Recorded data

------------------------

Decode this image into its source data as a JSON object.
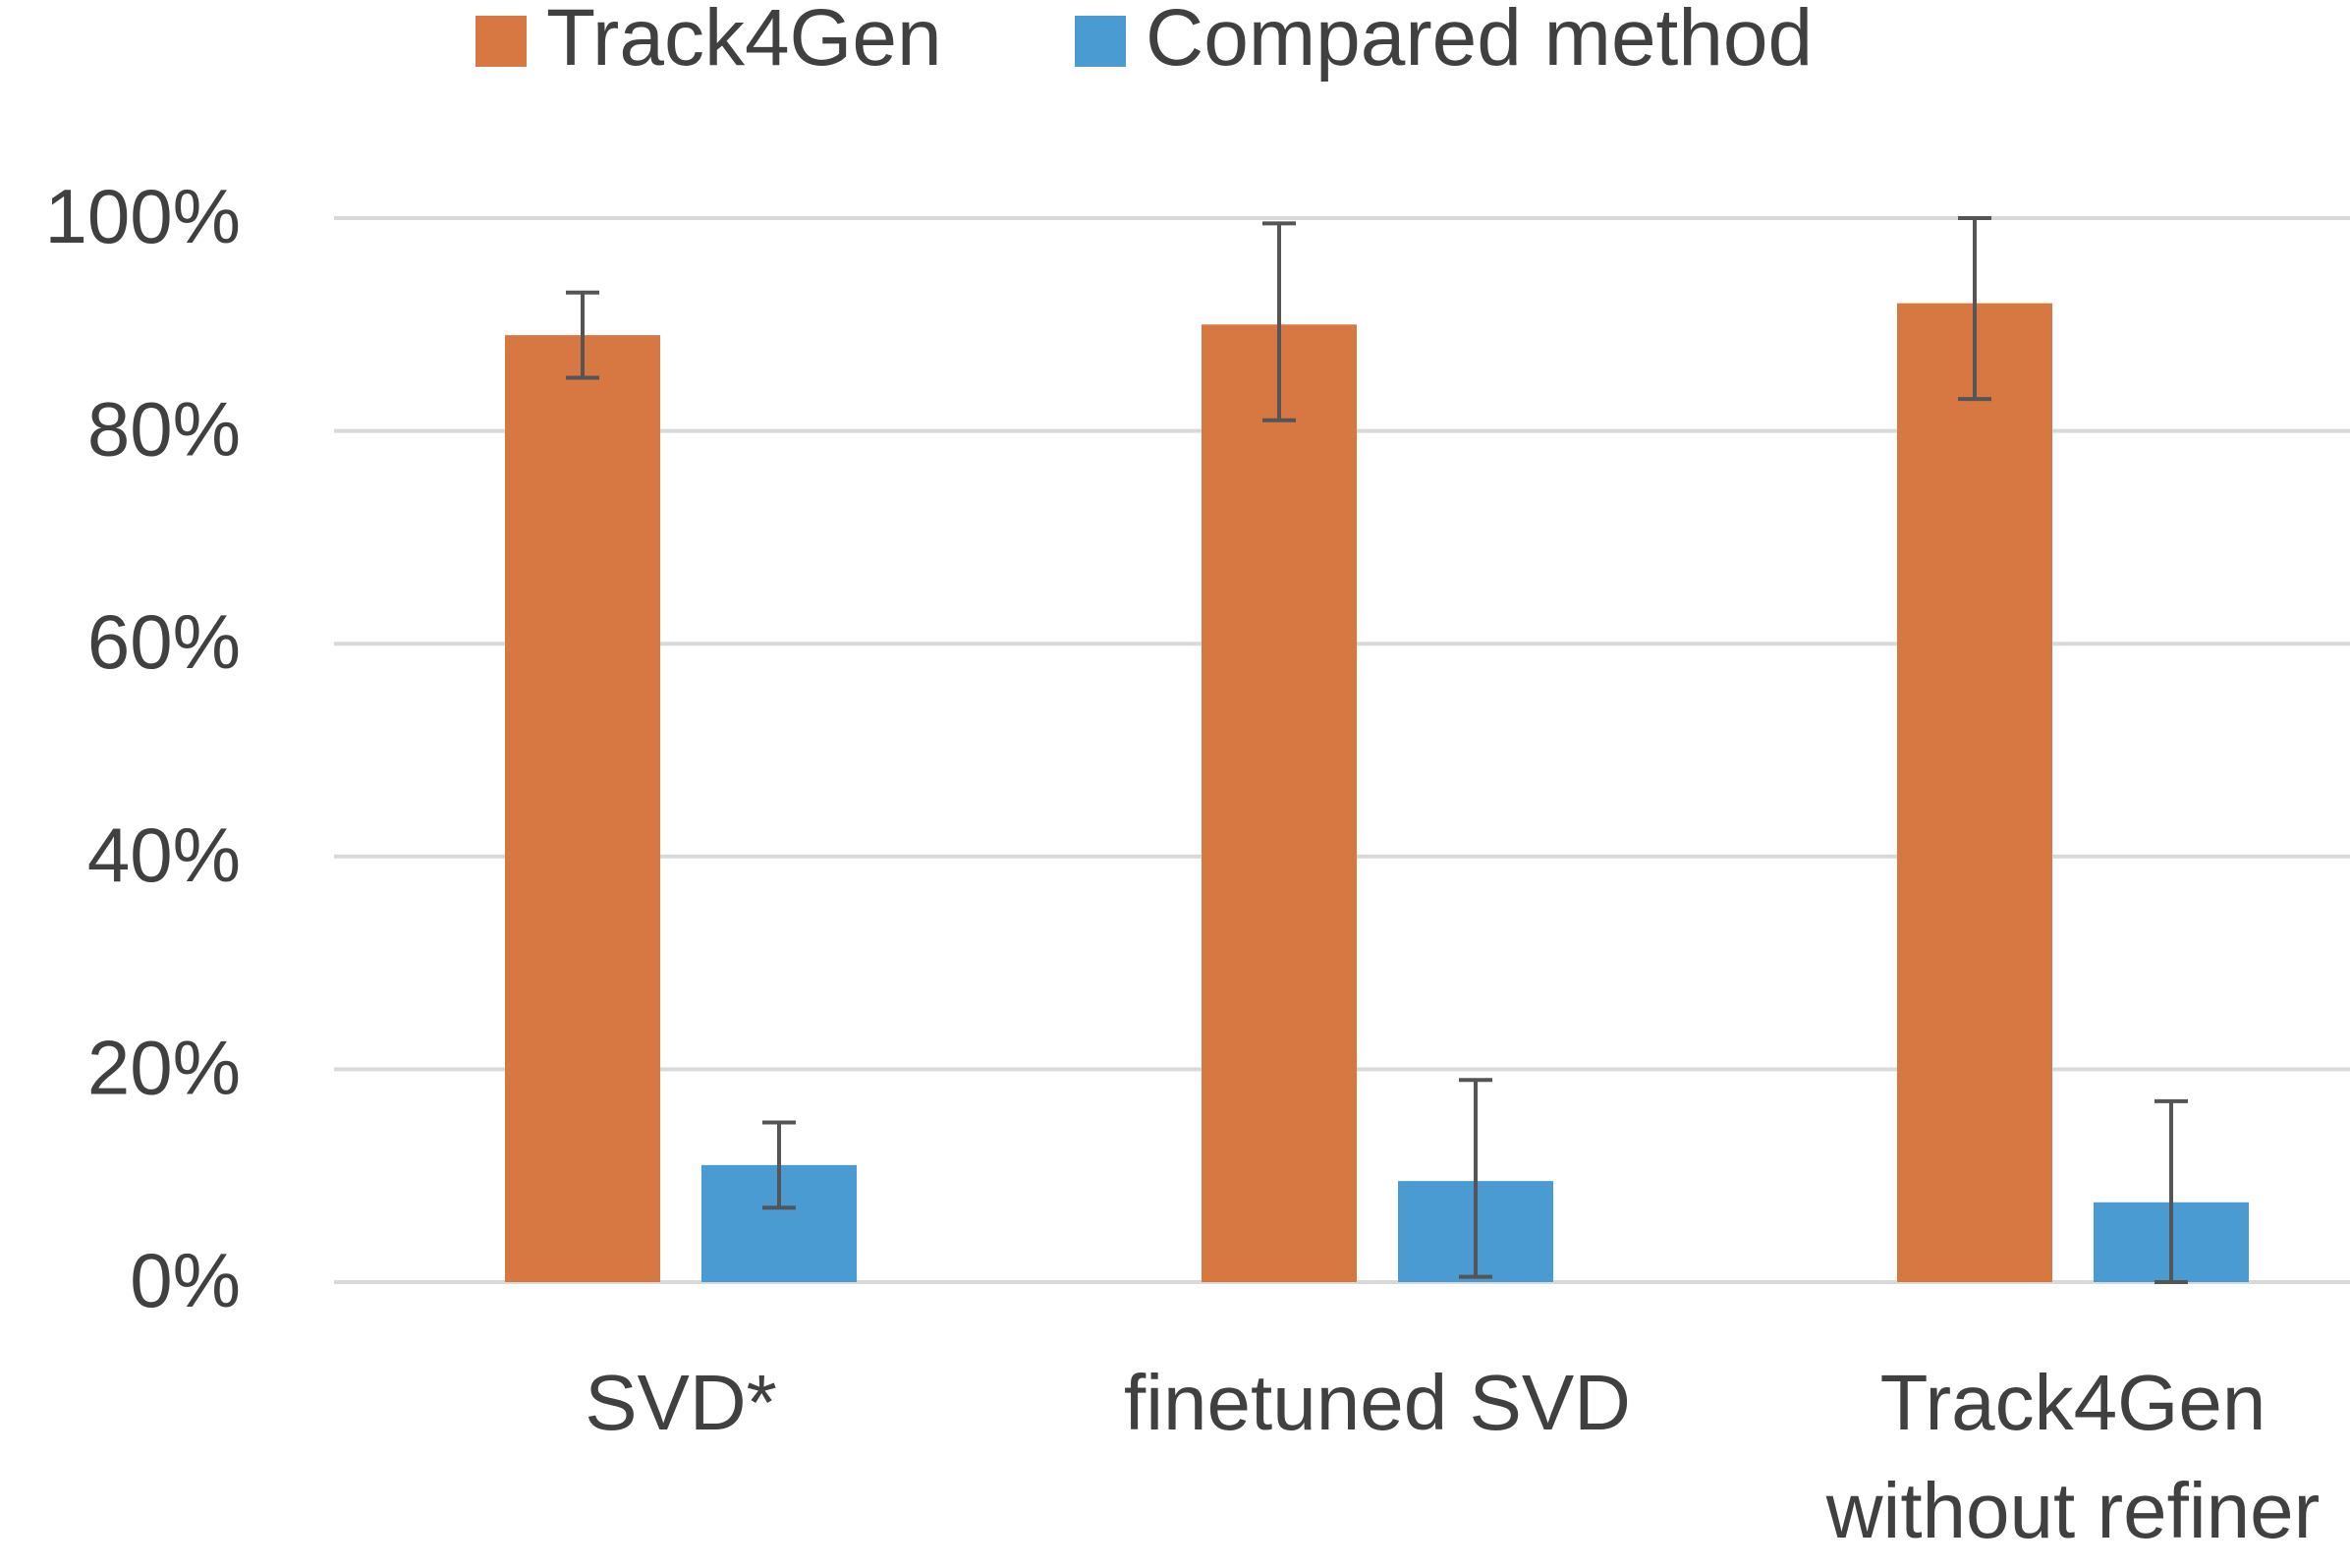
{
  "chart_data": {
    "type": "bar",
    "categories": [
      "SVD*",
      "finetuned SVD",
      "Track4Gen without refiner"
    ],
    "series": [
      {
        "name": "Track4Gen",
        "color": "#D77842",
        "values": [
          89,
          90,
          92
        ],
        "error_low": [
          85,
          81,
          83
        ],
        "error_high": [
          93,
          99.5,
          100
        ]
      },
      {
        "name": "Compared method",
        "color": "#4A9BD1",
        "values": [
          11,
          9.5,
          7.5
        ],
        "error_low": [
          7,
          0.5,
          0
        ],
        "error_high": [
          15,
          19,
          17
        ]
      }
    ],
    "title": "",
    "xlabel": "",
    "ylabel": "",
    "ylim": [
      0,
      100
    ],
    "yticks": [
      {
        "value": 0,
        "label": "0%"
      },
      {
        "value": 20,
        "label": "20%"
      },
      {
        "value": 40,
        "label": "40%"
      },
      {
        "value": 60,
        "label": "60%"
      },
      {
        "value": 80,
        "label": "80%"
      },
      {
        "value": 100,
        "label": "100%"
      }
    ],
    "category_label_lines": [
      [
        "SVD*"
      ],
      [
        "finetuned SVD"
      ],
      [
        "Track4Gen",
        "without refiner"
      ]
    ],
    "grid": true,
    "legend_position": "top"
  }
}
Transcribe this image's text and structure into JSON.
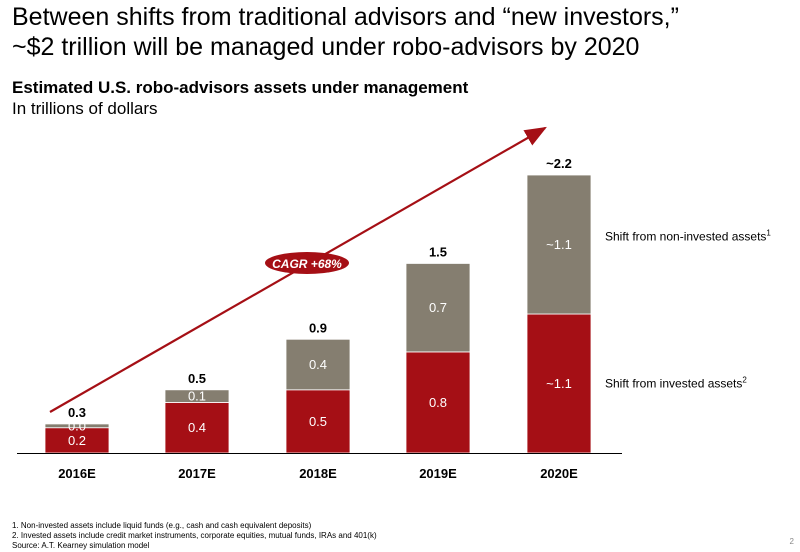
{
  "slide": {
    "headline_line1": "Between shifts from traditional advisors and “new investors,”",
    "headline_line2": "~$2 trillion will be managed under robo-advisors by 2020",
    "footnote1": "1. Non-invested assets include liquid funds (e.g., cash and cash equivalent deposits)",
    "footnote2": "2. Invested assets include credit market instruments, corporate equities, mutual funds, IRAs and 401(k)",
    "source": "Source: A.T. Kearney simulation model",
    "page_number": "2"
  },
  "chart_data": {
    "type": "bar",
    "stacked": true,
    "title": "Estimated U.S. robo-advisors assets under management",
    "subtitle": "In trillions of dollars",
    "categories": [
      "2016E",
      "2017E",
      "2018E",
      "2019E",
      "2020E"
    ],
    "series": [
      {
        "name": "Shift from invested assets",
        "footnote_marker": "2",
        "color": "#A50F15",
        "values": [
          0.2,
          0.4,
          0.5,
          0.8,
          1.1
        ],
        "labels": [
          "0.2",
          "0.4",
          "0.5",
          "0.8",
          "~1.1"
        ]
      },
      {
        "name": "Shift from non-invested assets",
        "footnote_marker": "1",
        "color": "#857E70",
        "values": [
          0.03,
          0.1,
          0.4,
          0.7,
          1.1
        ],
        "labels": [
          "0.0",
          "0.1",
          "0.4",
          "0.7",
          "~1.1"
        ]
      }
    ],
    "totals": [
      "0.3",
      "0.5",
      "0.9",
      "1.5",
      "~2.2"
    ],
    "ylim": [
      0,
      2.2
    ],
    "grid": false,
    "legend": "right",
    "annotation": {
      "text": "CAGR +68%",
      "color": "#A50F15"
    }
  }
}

------------------------

WHAT IS REQUIRED
All of the entries above should be copied exactly, except for the pictures.

CORRECT RESPONSE
Decode this image into its source data as a JSON object.
{
  "chart_data": {
    "type": "bar",
    "categories": [
      "SVD*",
      "finetuned SVD",
      "Track4Gen without refiner"
    ],
    "series": [
      {
        "name": "Track4Gen",
        "color": "#D77842",
        "values": [
          89,
          90,
          92
        ],
        "error_low": [
          85,
          81,
          83
        ],
        "error_high": [
          93,
          99.5,
          100
        ]
      },
      {
        "name": "Compared method",
        "color": "#4A9BD1",
        "values": [
          11,
          9.5,
          7.5
        ],
        "error_low": [
          7,
          0.5,
          0
        ],
        "error_high": [
          15,
          19,
          17
        ]
      }
    ],
    "title": "",
    "xlabel": "",
    "ylabel": "",
    "ylim": [
      0,
      100
    ],
    "yticks": [
      {
        "value": 0,
        "label": "0%"
      },
      {
        "value": 20,
        "label": "20%"
      },
      {
        "value": 40,
        "label": "40%"
      },
      {
        "value": 60,
        "label": "60%"
      },
      {
        "value": 80,
        "label": "80%"
      },
      {
        "value": 100,
        "label": "100%"
      }
    ],
    "category_label_lines": [
      [
        "SVD*"
      ],
      [
        "finetuned SVD"
      ],
      [
        "Track4Gen",
        "without refiner"
      ]
    ],
    "grid": true,
    "legend_position": "top"
  }
}
Transcribe this image's text and structure into JSON.
{
  "slide": {
    "headline_line1": "Between shifts from traditional advisors and “new investors,”",
    "headline_line2": "~$2 trillion will be managed under robo-advisors by 2020",
    "footnote1": "1. Non-invested assets include liquid funds (e.g., cash and cash equivalent deposits)",
    "footnote2": "2. Invested assets include credit market instruments, corporate equities, mutual funds, IRAs and 401(k)",
    "source": "Source: A.T. Kearney simulation model",
    "page_number": "2"
  },
  "chart_data": {
    "type": "bar",
    "stacked": true,
    "title": "Estimated U.S. robo-advisors assets under management",
    "subtitle": "In trillions of dollars",
    "categories": [
      "2016E",
      "2017E",
      "2018E",
      "2019E",
      "2020E"
    ],
    "series": [
      {
        "name": "Shift from invested assets",
        "footnote_marker": "2",
        "color": "#A50F15",
        "values": [
          0.2,
          0.4,
          0.5,
          0.8,
          1.1
        ],
        "labels": [
          "0.2",
          "0.4",
          "0.5",
          "0.8",
          "~1.1"
        ]
      },
      {
        "name": "Shift from non-invested assets",
        "footnote_marker": "1",
        "color": "#857E70",
        "values": [
          0.03,
          0.1,
          0.4,
          0.7,
          1.1
        ],
        "labels": [
          "0.0",
          "0.1",
          "0.4",
          "0.7",
          "~1.1"
        ]
      }
    ],
    "totals": [
      "0.3",
      "0.5",
      "0.9",
      "1.5",
      "~2.2"
    ],
    "ylim": [
      0,
      2.2
    ],
    "grid": false,
    "legend": "right",
    "annotation": {
      "text": "CAGR +68%",
      "color": "#A50F15"
    }
  }
}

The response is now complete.